■ **Directions**
Transcribe every line of the listing below without any deviation.

■ **Given records**
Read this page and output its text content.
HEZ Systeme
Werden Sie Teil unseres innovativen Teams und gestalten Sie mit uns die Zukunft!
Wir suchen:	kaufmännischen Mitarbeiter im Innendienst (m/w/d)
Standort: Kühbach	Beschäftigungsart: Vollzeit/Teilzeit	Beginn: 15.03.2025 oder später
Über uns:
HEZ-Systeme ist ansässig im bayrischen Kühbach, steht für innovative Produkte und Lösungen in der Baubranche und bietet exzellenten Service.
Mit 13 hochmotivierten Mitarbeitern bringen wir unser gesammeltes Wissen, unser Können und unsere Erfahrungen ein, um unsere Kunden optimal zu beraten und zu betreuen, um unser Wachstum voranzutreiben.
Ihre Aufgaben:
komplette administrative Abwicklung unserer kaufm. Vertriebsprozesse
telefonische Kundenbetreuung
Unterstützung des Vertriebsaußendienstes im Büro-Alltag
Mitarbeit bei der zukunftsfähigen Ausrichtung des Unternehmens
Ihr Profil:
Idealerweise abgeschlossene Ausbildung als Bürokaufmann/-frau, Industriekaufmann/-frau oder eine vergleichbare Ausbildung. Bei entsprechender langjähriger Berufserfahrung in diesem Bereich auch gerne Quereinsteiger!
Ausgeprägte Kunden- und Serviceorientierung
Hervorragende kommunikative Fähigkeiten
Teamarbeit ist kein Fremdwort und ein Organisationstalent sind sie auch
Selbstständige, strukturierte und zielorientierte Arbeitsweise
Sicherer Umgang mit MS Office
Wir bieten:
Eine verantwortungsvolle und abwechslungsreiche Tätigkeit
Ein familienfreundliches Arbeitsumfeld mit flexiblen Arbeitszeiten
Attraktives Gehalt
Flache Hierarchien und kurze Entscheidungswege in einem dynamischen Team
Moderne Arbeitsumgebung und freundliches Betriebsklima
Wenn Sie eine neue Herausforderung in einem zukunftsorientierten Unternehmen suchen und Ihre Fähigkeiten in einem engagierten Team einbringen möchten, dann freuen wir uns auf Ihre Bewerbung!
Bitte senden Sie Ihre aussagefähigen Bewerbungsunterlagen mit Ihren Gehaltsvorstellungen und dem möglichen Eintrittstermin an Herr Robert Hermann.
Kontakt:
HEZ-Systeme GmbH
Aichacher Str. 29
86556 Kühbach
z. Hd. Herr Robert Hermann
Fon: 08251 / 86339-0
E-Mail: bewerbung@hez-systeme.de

■ **Output**
Read this page and output its text content.
HEZ Systeme
Werden Sie Teil unseres innovativen Teams und gestalten Sie mit uns die Zukunft!
Wir suchen:	kaufmännischen Mitarbeiter im Innendienst (m/w/d)
Standort: Kühbach	Beschäftigungsart: Vollzeit/Teilzeit	Beginn: 15.03.2025 oder später
Über uns:
HEZ-Systeme ist ansässig im bayrischen Kühbach, steht für innovative Produkte und Lösungen in der Baubranche und bietet exzellenten Service.
Mit 13 hochmotivierten Mitarbeitern bringen wir unser gesammeltes Wissen, unser Können und unsere Erfahrungen ein, um unsere Kunden optimal zu beraten und zu betreuen, um unser Wachstum voranzutreiben.
Ihre Aufgaben:
komplette administrative Abwicklung unserer kaufm. Vertriebsprozesse
telefonische Kundenbetreuung
Unterstützung des Vertriebsaußendienstes im Büro-Alltag
Mitarbeit bei der zukunftsfähigen Ausrichtung des Unternehmens
Ihr Profil:
Idealerweise abgeschlossene Ausbildung als Bürokaufmann/-frau, Industriekaufmann/-frau oder eine vergleichbare Ausbildung. Bei entsprechender langjähriger Berufserfahrung in diesem Bereich auch gerne Quereinsteiger!
Ausgeprägte Kunden- und Serviceorientierung
Hervorragende kommunikative Fähigkeiten
Teamarbeit ist kein Fremdwort und ein Organisationstalent sind sie auch
Selbstständige, strukturierte und zielorientierte Arbeitsweise
Sicherer Umgang mit MS Office
Wir bieten:
Eine verantwortungsvolle und abwechslungsreiche Tätigkeit
Ein familienfreundliches Arbeitsumfeld mit flexiblen Arbeitszeiten
Attraktives Gehalt
Flache Hierarchien und kurze Entscheidungswege in einem dynamischen Team
Moderne Arbeitsumgebung und freundliches Betriebsklima
Wenn Sie eine neue Herausforderung in einem zukunftsorientierten Unternehmen suchen und Ihre Fähigkeiten in einem engagierten Team einbringen möchten, dann freuen wir uns auf Ihre Bewerbung!
Bitte senden Sie Ihre aussagefähigen Bewerbungsunterlagen mit Ihren Gehaltsvorstellungen und dem möglichen Eintrittstermin an Herr Robert Hermann.
Kontakt:
HEZ-Systeme GmbH
Aichacher Str. 29
86556 Kühbach
z. Hd. Herr Robert Hermann
Fon: 08251 / 86339-0
E-Mail: bewerbung@hez-systeme.de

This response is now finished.